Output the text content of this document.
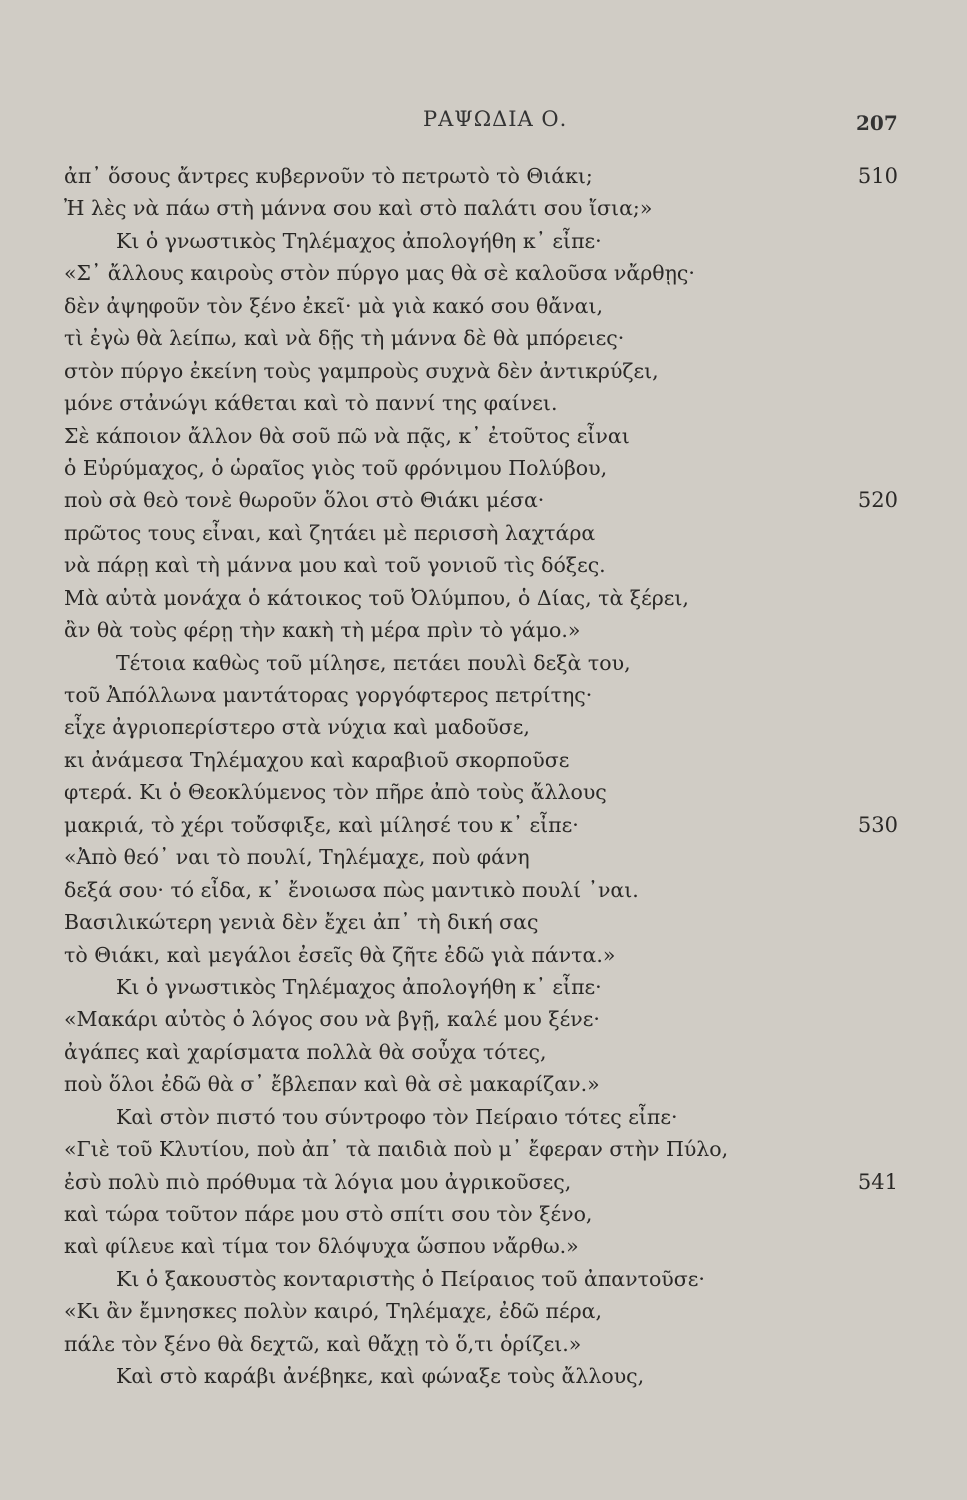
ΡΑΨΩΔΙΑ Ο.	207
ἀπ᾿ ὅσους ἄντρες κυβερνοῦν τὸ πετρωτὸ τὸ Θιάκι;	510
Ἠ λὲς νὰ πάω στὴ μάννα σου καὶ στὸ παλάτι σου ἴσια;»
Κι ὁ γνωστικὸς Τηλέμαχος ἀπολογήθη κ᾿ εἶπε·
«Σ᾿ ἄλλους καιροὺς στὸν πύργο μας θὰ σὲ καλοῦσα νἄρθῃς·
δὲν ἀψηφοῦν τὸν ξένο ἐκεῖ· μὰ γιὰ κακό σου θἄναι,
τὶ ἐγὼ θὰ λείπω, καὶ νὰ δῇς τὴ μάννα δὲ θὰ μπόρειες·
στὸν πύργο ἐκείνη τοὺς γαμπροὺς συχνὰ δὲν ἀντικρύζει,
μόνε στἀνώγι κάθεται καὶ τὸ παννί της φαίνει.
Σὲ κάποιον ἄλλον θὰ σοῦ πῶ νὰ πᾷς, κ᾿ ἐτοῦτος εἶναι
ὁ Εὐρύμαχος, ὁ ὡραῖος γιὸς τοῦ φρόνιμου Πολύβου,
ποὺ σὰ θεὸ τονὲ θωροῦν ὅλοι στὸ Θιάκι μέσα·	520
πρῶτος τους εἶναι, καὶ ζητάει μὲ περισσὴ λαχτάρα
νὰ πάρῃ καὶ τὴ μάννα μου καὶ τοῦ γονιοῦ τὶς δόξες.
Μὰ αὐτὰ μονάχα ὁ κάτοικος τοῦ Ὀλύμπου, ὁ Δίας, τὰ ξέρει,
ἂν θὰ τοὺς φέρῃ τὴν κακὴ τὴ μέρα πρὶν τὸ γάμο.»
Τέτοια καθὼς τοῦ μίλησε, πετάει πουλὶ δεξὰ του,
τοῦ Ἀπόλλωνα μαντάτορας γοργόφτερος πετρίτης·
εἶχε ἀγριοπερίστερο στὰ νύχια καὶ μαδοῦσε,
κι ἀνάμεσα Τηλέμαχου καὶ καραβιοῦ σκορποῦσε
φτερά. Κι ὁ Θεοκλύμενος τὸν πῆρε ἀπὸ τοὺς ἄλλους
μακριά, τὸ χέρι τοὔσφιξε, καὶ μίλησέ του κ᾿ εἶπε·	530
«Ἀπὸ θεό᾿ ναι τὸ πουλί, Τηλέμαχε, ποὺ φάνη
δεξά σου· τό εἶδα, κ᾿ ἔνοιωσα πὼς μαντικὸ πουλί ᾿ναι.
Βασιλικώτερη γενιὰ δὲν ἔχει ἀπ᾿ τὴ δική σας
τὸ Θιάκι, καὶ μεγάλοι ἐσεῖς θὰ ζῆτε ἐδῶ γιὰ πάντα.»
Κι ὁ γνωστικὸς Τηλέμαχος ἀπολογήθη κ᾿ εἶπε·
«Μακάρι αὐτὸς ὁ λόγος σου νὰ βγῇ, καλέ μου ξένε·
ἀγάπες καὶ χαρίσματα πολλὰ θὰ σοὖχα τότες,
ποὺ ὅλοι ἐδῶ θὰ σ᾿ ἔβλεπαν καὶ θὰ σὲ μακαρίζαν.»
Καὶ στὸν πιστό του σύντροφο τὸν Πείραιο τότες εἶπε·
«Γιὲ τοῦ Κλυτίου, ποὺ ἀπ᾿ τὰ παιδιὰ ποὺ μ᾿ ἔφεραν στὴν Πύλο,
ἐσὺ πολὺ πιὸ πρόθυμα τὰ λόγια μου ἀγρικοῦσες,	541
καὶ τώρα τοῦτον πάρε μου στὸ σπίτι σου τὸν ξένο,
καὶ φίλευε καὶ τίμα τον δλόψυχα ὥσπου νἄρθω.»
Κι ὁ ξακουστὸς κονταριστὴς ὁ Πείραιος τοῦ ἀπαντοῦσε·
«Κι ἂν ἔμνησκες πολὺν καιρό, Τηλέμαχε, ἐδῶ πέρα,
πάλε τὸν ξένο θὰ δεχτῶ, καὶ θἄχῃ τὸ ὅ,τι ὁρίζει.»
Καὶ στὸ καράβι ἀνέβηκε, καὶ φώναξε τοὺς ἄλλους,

##############################

**Instruction**
Without the pictures, output the full listing exactly as it stands.

**Task result**
Output the text content of this document.
ΡΑΨΩΔΙΑ Ο.	207
ἀπ᾿ ὅσους ἄντρες κυβερνοῦν τὸ πετρωτὸ τὸ Θιάκι;	510
Ἠ λὲς νὰ πάω στὴ μάννα σου καὶ στὸ παλάτι σου ἴσια;»
Κι ὁ γνωστικὸς Τηλέμαχος ἀπολογήθη κ᾿ εἶπε·
«Σ᾿ ἄλλους καιροὺς στὸν πύργο μας θὰ σὲ καλοῦσα νἄρθῃς·
δὲν ἀψηφοῦν τὸν ξένο ἐκεῖ· μὰ γιὰ κακό σου θἄναι,
τὶ ἐγὼ θὰ λείπω, καὶ νὰ δῇς τὴ μάννα δὲ θὰ μπόρειες·
στὸν πύργο ἐκείνη τοὺς γαμπροὺς συχνὰ δὲν ἀντικρύζει,
μόνε στἀνώγι κάθεται καὶ τὸ παννί της φαίνει.
Σὲ κάποιον ἄλλον θὰ σοῦ πῶ νὰ πᾷς, κ᾿ ἐτοῦτος εἶναι
ὁ Εὐρύμαχος, ὁ ὡραῖος γιὸς τοῦ φρόνιμου Πολύβου,
ποὺ σὰ θεὸ τονὲ θωροῦν ὅλοι στὸ Θιάκι μέσα·	520
πρῶτος τους εἶναι, καὶ ζητάει μὲ περισσὴ λαχτάρα
νὰ πάρῃ καὶ τὴ μάννα μου καὶ τοῦ γονιοῦ τὶς δόξες.
Μὰ αὐτὰ μονάχα ὁ κάτοικος τοῦ Ὀλύμπου, ὁ Δίας, τὰ ξέρει,
ἂν θὰ τοὺς φέρῃ τὴν κακὴ τὴ μέρα πρὶν τὸ γάμο.»
Τέτοια καθὼς τοῦ μίλησε, πετάει πουλὶ δεξὰ του,
τοῦ Ἀπόλλωνα μαντάτορας γοργόφτερος πετρίτης·
εἶχε ἀγριοπερίστερο στὰ νύχια καὶ μαδοῦσε,
κι ἀνάμεσα Τηλέμαχου καὶ καραβιοῦ σκορποῦσε
φτερά. Κι ὁ Θεοκλύμενος τὸν πῆρε ἀπὸ τοὺς ἄλλους
μακριά, τὸ χέρι τοὔσφιξε, καὶ μίλησέ του κ᾿ εἶπε·	530
«Ἀπὸ θεό᾿ ναι τὸ πουλί, Τηλέμαχε, ποὺ φάνη
δεξά σου· τό εἶδα, κ᾿ ἔνοιωσα πὼς μαντικὸ πουλί ᾿ναι.
Βασιλικώτερη γενιὰ δὲν ἔχει ἀπ᾿ τὴ δική σας
τὸ Θιάκι, καὶ μεγάλοι ἐσεῖς θὰ ζῆτε ἐδῶ γιὰ πάντα.»
Κι ὁ γνωστικὸς Τηλέμαχος ἀπολογήθη κ᾿ εἶπε·
«Μακάρι αὐτὸς ὁ λόγος σου νὰ βγῇ, καλέ μου ξένε·
ἀγάπες καὶ χαρίσματα πολλὰ θὰ σοὖχα τότες,
ποὺ ὅλοι ἐδῶ θὰ σ᾿ ἔβλεπαν καὶ θὰ σὲ μακαρίζαν.»
Καὶ στὸν πιστό του σύντροφο τὸν Πείραιο τότες εἶπε·
«Γιὲ τοῦ Κλυτίου, ποὺ ἀπ᾿ τὰ παιδιὰ ποὺ μ᾿ ἔφεραν στὴν Πύλο,
ἐσὺ πολὺ πιὸ πρόθυμα τὰ λόγια μου ἀγρικοῦσες,	541
καὶ τώρα τοῦτον πάρε μου στὸ σπίτι σου τὸν ξένο,
καὶ φίλευε καὶ τίμα τον δλόψυχα ὥσπου νἄρθω.»
Κι ὁ ξακουστὸς κονταριστὴς ὁ Πείραιος τοῦ ἀπαντοῦσε·
«Κι ἂν ἔμνησκες πολὺν καιρό, Τηλέμαχε, ἐδῶ πέρα,
πάλε τὸν ξένο θὰ δεχτῶ, καὶ θἄχῃ τὸ ὅ,τι ὁρίζει.»
Καὶ στὸ καράβι ἀνέβηκε, καὶ φώναξε τοὺς ἄλλους,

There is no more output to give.